*Exercise objective*
Every line of the data must be copied exactly.

*Input*
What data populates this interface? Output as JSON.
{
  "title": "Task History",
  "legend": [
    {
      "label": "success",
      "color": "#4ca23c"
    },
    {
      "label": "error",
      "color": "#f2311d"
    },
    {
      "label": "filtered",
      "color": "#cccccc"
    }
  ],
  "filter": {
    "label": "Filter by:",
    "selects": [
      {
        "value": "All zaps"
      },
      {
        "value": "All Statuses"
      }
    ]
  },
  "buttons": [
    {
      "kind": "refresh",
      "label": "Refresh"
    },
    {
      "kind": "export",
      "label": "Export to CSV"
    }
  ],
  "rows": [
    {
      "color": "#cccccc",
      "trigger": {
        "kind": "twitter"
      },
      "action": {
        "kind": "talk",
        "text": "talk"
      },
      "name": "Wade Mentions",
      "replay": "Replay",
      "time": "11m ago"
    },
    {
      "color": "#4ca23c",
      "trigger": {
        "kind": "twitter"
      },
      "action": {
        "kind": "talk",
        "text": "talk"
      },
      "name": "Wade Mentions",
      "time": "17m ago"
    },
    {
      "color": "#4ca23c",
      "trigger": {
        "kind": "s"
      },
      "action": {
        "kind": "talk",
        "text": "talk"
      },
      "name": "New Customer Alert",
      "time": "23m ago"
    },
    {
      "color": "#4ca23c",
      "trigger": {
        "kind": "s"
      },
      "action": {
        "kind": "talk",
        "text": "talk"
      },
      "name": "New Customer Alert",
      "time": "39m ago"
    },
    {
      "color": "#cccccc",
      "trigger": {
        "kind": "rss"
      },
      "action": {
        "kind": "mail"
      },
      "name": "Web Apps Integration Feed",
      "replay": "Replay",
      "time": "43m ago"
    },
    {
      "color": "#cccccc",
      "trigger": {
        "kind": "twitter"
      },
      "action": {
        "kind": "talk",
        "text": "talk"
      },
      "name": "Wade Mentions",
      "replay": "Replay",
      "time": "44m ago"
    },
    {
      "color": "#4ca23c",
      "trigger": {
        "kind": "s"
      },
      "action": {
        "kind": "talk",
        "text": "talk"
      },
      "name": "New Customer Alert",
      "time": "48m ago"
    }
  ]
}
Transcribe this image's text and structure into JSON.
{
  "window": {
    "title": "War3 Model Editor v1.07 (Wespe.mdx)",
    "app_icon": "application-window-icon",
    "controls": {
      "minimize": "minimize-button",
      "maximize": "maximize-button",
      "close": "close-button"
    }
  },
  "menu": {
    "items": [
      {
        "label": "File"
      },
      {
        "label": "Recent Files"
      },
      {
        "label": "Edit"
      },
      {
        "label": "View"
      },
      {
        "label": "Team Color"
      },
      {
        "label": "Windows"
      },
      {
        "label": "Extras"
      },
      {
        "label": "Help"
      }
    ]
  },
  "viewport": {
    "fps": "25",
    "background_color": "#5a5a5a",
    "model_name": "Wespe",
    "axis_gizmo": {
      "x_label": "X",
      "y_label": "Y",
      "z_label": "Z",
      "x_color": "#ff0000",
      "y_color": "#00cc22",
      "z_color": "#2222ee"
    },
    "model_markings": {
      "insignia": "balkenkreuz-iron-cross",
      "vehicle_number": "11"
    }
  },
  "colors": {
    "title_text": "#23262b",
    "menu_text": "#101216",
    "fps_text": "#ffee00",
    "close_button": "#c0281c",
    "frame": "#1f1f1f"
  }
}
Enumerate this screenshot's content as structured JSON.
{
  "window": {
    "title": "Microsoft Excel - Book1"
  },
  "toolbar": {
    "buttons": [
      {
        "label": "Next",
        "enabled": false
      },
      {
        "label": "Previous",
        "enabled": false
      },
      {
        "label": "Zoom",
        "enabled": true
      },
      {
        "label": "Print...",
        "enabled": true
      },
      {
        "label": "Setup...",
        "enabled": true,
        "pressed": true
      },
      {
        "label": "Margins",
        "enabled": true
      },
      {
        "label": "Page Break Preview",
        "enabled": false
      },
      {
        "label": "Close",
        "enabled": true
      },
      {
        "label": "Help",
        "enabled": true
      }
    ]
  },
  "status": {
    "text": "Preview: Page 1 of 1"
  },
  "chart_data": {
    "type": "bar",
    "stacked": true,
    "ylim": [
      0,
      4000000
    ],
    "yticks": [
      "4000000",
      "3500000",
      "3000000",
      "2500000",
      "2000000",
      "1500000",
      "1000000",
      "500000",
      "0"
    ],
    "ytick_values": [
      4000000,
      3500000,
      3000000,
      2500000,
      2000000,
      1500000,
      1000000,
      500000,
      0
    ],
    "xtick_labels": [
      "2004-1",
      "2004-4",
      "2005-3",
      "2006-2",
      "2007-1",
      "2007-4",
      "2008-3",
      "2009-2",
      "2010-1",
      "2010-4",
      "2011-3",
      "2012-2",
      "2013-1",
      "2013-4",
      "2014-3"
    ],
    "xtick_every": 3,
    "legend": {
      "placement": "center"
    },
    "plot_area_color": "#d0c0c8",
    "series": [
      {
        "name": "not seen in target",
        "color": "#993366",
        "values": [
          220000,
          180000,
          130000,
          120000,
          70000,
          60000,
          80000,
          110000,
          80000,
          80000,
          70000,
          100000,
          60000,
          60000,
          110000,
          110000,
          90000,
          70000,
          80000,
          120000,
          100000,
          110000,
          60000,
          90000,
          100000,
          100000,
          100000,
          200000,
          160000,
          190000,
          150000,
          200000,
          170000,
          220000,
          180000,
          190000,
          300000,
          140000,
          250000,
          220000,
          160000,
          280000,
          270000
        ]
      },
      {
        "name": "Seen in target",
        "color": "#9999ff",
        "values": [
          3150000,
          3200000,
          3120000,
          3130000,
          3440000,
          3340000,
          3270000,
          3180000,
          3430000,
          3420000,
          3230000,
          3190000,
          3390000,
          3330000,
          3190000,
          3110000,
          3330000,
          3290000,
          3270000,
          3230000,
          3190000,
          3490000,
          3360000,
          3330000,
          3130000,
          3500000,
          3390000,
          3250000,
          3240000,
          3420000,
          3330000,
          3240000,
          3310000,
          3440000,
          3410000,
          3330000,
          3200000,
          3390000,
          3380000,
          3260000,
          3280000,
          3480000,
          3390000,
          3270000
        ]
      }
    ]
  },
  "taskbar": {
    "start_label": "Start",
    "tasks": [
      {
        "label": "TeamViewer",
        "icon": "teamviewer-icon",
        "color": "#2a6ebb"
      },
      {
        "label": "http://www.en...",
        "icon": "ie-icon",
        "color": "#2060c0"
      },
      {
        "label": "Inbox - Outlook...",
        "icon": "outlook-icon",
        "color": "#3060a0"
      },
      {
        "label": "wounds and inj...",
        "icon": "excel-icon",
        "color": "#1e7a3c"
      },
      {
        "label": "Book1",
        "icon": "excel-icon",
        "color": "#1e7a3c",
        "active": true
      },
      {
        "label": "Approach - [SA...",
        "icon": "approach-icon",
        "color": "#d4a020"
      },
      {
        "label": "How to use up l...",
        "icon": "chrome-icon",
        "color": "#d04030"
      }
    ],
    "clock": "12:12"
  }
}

*Complete response*
What data populates this interface? Output as JSON.
{
  "title": "Task History",
  "legend": [
    {
      "label": "success",
      "color": "#4ca23c"
    },
    {
      "label": "error",
      "color": "#f2311d"
    },
    {
      "label": "filtered",
      "color": "#cccccc"
    }
  ],
  "filter": {
    "label": "Filter by:",
    "selects": [
      {
        "value": "All zaps"
      },
      {
        "value": "All Statuses"
      }
    ]
  },
  "buttons": [
    {
      "kind": "refresh",
      "label": "Refresh"
    },
    {
      "kind": "export",
      "label": "Export to CSV"
    }
  ],
  "rows": [
    {
      "color": "#cccccc",
      "trigger": {
        "kind": "twitter"
      },
      "action": {
        "kind": "talk",
        "text": "talk"
      },
      "name": "Wade Mentions",
      "replay": "Replay",
      "time": "11m ago"
    },
    {
      "color": "#4ca23c",
      "trigger": {
        "kind": "twitter"
      },
      "action": {
        "kind": "talk",
        "text": "talk"
      },
      "name": "Wade Mentions",
      "time": "17m ago"
    },
    {
      "color": "#4ca23c",
      "trigger": {
        "kind": "s"
      },
      "action": {
        "kind": "talk",
        "text": "talk"
      },
      "name": "New Customer Alert",
      "time": "23m ago"
    },
    {
      "color": "#4ca23c",
      "trigger": {
        "kind": "s"
      },
      "action": {
        "kind": "talk",
        "text": "talk"
      },
      "name": "New Customer Alert",
      "time": "39m ago"
    },
    {
      "color": "#cccccc",
      "trigger": {
        "kind": "rss"
      },
      "action": {
        "kind": "mail"
      },
      "name": "Web Apps Integration Feed",
      "replay": "Replay",
      "time": "43m ago"
    },
    {
      "color": "#cccccc",
      "trigger": {
        "kind": "twitter"
      },
      "action": {
        "kind": "talk",
        "text": "talk"
      },
      "name": "Wade Mentions",
      "replay": "Replay",
      "time": "44m ago"
    },
    {
      "color": "#4ca23c",
      "trigger": {
        "kind": "s"
      },
      "action": {
        "kind": "talk",
        "text": "talk"
      },
      "name": "New Customer Alert",
      "time": "48m ago"
    }
  ]
}
Transcribe this image's text and structure into JSON.
{
  "window": {
    "title": "War3 Model Editor v1.07 (Wespe.mdx)",
    "app_icon": "application-window-icon",
    "controls": {
      "minimize": "minimize-button",
      "maximize": "maximize-button",
      "close": "close-button"
    }
  },
  "menu": {
    "items": [
      {
        "label": "File"
      },
      {
        "label": "Recent Files"
      },
      {
        "label": "Edit"
      },
      {
        "label": "View"
      },
      {
        "label": "Team Color"
      },
      {
        "label": "Windows"
      },
      {
        "label": "Extras"
      },
      {
        "label": "Help"
      }
    ]
  },
  "viewport": {
    "fps": "25",
    "background_color": "#5a5a5a",
    "model_name": "Wespe",
    "axis_gizmo": {
      "x_label": "X",
      "y_label": "Y",
      "z_label": "Z",
      "x_color": "#ff0000",
      "y_color": "#00cc22",
      "z_color": "#2222ee"
    },
    "model_markings": {
      "insignia": "balkenkreuz-iron-cross",
      "vehicle_number": "11"
    }
  },
  "colors": {
    "title_text": "#23262b",
    "menu_text": "#101216",
    "fps_text": "#ffee00",
    "close_button": "#c0281c",
    "frame": "#1f1f1f"
  }
}
Enumerate this screenshot's content as structured JSON.
{
  "window": {
    "title": "Microsoft Excel - Book1"
  },
  "toolbar": {
    "buttons": [
      {
        "label": "Next",
        "enabled": false
      },
      {
        "label": "Previous",
        "enabled": false
      },
      {
        "label": "Zoom",
        "enabled": true
      },
      {
        "label": "Print...",
        "enabled": true
      },
      {
        "label": "Setup...",
        "enabled": true,
        "pressed": true
      },
      {
        "label": "Margins",
        "enabled": true
      },
      {
        "label": "Page Break Preview",
        "enabled": false
      },
      {
        "label": "Close",
        "enabled": true
      },
      {
        "label": "Help",
        "enabled": true
      }
    ]
  },
  "status": {
    "text": "Preview: Page 1 of 1"
  },
  "chart_data": {
    "type": "bar",
    "stacked": true,
    "ylim": [
      0,
      4000000
    ],
    "yticks": [
      "4000000",
      "3500000",
      "3000000",
      "2500000",
      "2000000",
      "1500000",
      "1000000",
      "500000",
      "0"
    ],
    "ytick_values": [
      4000000,
      3500000,
      3000000,
      2500000,
      2000000,
      1500000,
      1000000,
      500000,
      0
    ],
    "xtick_labels": [
      "2004-1",
      "2004-4",
      "2005-3",
      "2006-2",
      "2007-1",
      "2007-4",
      "2008-3",
      "2009-2",
      "2010-1",
      "2010-4",
      "2011-3",
      "2012-2",
      "2013-1",
      "2013-4",
      "2014-3"
    ],
    "xtick_every": 3,
    "legend": {
      "placement": "center"
    },
    "plot_area_color": "#d0c0c8",
    "series": [
      {
        "name": "not seen in target",
        "color": "#993366",
        "values": [
          220000,
          180000,
          130000,
          120000,
          70000,
          60000,
          80000,
          110000,
          80000,
          80000,
          70000,
          100000,
          60000,
          60000,
          110000,
          110000,
          90000,
          70000,
          80000,
          120000,
          100000,
          110000,
          60000,
          90000,
          100000,
          100000,
          100000,
          200000,
          160000,
          190000,
          150000,
          200000,
          170000,
          220000,
          180000,
          190000,
          300000,
          140000,
          250000,
          220000,
          160000,
          280000,
          270000
        ]
      },
      {
        "name": "Seen in target",
        "color": "#9999ff",
        "values": [
          3150000,
          3200000,
          3120000,
          3130000,
          3440000,
          3340000,
          3270000,
          3180000,
          3430000,
          3420000,
          3230000,
          3190000,
          3390000,
          3330000,
          3190000,
          3110000,
          3330000,
          3290000,
          3270000,
          3230000,
          3190000,
          3490000,
          3360000,
          3330000,
          3130000,
          3500000,
          3390000,
          3250000,
          3240000,
          3420000,
          3330000,
          3240000,
          3310000,
          3440000,
          3410000,
          3330000,
          3200000,
          3390000,
          3380000,
          3260000,
          3280000,
          3480000,
          3390000,
          3270000
        ]
      }
    ]
  },
  "taskbar": {
    "start_label": "Start",
    "tasks": [
      {
        "label": "TeamViewer",
        "icon": "teamviewer-icon",
        "color": "#2a6ebb"
      },
      {
        "label": "http://www.en...",
        "icon": "ie-icon",
        "color": "#2060c0"
      },
      {
        "label": "Inbox - Outlook...",
        "icon": "outlook-icon",
        "color": "#3060a0"
      },
      {
        "label": "wounds and inj...",
        "icon": "excel-icon",
        "color": "#1e7a3c"
      },
      {
        "label": "Book1",
        "icon": "excel-icon",
        "color": "#1e7a3c",
        "active": true
      },
      {
        "label": "Approach - [SA...",
        "icon": "approach-icon",
        "color": "#d4a020"
      },
      {
        "label": "How to use up l...",
        "icon": "chrome-icon",
        "color": "#d04030"
      }
    ],
    "clock": "12:12"
  }
}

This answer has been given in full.